* start Exercise inputs *
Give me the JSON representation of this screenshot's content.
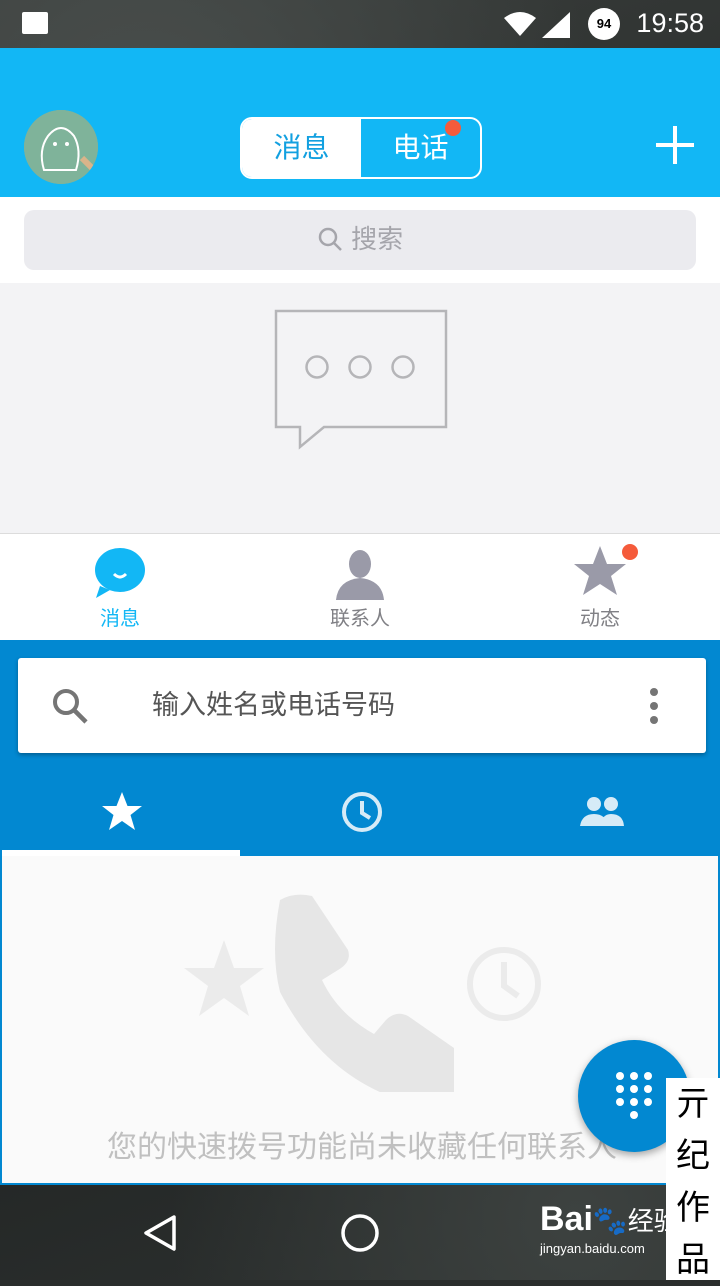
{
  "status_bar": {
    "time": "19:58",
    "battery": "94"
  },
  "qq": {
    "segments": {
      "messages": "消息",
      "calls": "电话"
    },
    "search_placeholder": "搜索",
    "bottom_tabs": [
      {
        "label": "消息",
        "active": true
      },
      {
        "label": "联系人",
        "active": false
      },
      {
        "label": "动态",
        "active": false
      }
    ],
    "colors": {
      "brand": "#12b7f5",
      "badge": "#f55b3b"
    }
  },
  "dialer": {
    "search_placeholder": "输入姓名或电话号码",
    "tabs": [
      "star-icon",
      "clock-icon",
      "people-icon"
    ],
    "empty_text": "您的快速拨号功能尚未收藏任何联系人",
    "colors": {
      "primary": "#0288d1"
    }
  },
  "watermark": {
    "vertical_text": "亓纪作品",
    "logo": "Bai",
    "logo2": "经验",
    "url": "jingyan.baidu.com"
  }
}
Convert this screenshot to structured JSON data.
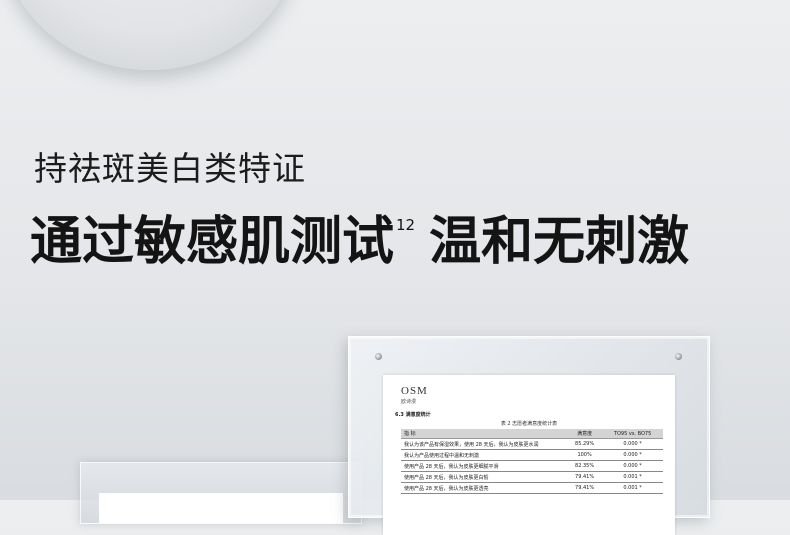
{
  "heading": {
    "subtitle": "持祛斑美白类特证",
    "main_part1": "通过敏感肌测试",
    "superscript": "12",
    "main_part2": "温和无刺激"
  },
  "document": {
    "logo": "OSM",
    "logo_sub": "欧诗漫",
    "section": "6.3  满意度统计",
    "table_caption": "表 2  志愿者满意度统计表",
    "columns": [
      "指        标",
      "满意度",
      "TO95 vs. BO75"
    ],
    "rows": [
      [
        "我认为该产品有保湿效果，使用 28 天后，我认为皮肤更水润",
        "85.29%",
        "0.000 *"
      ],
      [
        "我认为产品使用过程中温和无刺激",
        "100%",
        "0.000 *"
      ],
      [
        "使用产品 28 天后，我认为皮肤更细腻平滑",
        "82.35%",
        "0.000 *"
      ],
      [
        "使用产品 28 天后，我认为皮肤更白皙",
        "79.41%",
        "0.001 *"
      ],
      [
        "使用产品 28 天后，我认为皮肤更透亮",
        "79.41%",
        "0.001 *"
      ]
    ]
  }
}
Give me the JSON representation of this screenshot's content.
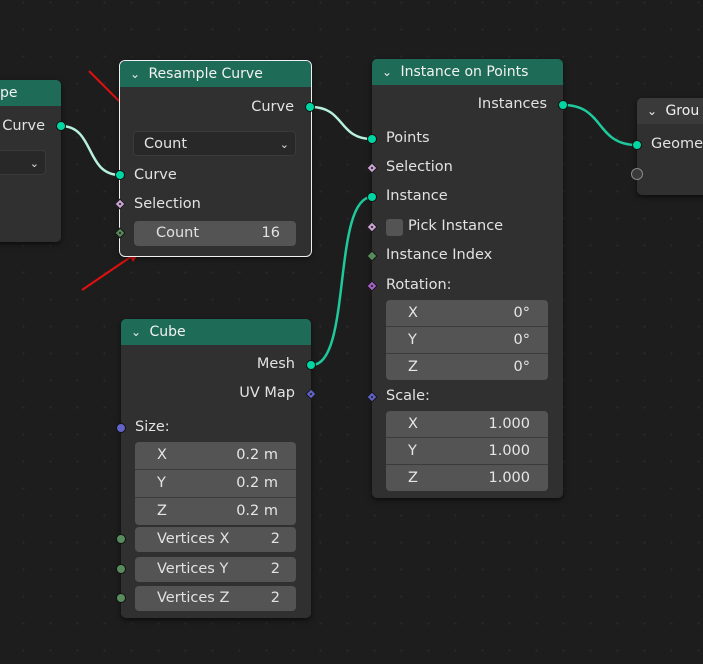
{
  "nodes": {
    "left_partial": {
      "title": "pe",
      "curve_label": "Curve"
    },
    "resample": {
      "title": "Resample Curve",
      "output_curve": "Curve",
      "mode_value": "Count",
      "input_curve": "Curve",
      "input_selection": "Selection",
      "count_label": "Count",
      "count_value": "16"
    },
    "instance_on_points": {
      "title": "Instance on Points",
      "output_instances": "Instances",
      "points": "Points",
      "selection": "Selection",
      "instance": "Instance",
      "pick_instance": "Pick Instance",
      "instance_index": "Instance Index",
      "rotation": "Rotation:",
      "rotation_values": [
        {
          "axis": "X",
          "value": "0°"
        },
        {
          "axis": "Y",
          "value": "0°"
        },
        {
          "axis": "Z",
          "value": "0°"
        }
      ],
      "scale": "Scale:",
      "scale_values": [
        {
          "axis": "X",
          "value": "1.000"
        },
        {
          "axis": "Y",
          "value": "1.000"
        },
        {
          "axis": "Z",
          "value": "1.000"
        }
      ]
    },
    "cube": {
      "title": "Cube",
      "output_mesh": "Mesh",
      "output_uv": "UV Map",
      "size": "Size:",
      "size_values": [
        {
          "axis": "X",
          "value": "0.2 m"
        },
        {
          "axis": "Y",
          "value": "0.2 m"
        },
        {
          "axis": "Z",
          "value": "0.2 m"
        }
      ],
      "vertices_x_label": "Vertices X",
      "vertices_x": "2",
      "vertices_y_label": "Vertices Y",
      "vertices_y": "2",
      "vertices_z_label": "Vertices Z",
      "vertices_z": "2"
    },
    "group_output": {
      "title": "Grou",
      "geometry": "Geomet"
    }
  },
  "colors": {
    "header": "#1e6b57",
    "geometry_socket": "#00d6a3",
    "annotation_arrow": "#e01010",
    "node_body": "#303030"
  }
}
* end Exercise inputs *
* start Exercise inputs *
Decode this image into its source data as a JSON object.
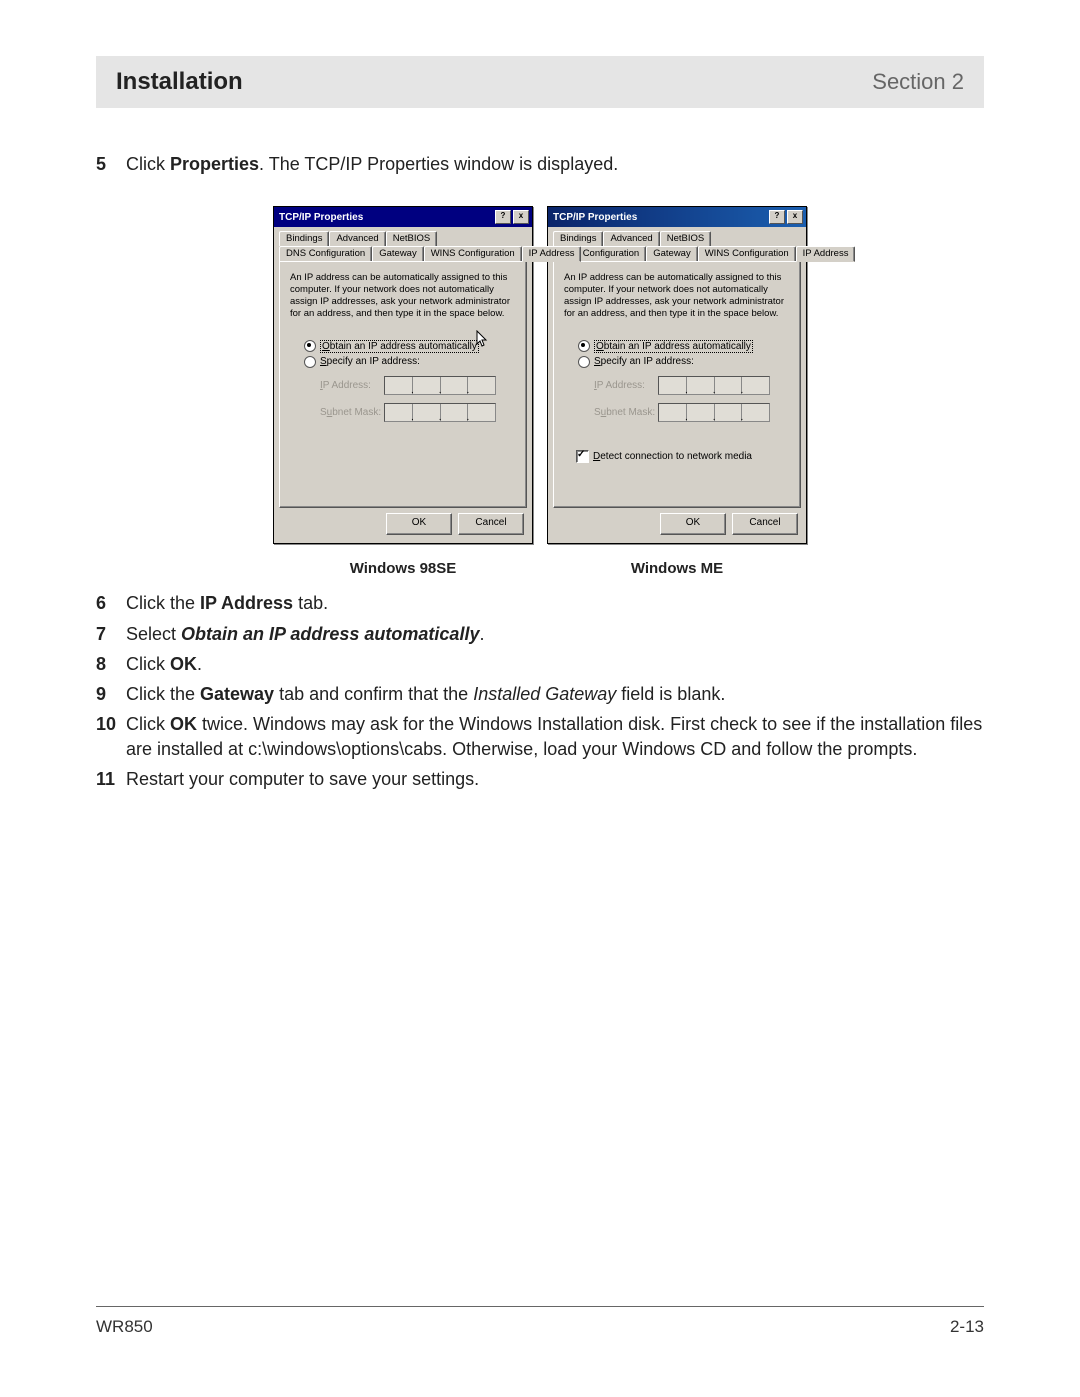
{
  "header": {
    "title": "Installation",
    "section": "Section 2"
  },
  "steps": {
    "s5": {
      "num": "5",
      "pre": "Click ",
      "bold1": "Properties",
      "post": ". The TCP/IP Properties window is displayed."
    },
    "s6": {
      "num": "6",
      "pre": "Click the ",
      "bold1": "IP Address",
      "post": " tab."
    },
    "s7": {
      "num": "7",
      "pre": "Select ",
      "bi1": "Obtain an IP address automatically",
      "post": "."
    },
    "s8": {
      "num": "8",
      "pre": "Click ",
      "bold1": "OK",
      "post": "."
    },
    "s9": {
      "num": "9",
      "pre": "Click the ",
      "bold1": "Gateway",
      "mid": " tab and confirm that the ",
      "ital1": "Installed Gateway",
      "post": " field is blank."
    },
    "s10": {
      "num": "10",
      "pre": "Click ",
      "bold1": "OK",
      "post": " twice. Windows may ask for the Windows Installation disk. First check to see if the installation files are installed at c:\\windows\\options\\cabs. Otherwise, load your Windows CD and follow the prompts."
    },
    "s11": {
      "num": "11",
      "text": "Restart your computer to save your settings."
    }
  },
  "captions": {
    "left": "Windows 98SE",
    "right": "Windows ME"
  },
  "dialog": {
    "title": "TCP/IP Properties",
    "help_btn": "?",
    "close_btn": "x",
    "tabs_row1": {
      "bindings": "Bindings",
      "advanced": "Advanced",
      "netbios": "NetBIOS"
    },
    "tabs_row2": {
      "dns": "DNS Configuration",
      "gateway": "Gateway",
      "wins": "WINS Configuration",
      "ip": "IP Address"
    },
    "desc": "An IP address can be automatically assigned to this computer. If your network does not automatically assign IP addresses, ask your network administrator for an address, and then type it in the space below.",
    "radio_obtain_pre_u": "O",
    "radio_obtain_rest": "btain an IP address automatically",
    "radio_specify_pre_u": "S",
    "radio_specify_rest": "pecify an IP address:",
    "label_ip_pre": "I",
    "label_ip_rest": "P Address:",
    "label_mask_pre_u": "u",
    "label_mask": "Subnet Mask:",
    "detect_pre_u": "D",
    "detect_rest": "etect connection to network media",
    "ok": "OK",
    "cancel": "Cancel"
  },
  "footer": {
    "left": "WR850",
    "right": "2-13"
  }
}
* end Exercise inputs *
* start Exercise inputs *
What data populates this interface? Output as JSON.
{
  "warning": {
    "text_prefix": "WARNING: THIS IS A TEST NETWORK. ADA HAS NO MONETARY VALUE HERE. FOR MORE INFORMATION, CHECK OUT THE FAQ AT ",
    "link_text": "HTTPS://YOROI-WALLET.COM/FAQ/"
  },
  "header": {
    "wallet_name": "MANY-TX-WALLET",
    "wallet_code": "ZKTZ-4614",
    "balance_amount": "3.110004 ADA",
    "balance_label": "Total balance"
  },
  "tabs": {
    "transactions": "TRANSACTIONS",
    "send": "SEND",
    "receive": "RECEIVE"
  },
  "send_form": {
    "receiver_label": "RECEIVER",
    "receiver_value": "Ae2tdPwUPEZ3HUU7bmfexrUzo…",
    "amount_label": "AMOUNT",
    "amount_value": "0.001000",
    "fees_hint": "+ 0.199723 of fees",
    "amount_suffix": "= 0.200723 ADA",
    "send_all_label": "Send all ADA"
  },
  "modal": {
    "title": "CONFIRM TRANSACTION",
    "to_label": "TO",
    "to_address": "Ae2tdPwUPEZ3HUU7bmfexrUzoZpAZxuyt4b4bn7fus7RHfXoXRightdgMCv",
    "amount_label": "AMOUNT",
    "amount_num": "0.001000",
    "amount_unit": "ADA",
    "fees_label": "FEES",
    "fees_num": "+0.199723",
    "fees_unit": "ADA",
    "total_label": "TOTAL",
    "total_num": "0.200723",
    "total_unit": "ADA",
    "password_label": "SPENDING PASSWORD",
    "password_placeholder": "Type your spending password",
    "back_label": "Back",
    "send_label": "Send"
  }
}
* end Exercise inputs *
Written exercise
Above are lines of data; state how many of them contain the word "automatically", with no other output.

Answer in full
3